EXERCISE: Find each line with the word "Trusted" and copy it.

DATA ROWS:

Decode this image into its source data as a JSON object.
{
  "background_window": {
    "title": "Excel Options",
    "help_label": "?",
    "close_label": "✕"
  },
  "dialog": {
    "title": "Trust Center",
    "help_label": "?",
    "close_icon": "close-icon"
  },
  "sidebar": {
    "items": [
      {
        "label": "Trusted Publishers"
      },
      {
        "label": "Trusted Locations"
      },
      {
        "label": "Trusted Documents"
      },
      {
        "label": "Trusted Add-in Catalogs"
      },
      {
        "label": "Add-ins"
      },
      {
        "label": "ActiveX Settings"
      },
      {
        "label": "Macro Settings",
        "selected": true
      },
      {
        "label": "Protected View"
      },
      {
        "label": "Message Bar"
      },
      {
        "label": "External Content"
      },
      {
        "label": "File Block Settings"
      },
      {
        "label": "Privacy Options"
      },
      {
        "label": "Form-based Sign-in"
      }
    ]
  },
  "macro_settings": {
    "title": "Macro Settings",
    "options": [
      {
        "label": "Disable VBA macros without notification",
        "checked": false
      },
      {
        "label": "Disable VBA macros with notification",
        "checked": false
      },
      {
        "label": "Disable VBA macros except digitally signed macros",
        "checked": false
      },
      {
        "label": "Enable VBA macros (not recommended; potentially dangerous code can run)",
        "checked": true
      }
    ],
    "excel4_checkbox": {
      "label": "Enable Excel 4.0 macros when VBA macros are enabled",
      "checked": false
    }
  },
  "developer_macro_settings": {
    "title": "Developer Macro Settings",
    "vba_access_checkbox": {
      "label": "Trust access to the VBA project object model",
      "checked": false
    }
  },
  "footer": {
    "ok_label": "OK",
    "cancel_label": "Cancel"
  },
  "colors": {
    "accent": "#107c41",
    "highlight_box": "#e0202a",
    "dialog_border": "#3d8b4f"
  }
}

WRITTEN REPLY:
        "label": "Trusted Publishers"
        "label": "Trusted Locations"
        "label": "Trusted Documents"
        "label": "Trusted Add-in Catalogs"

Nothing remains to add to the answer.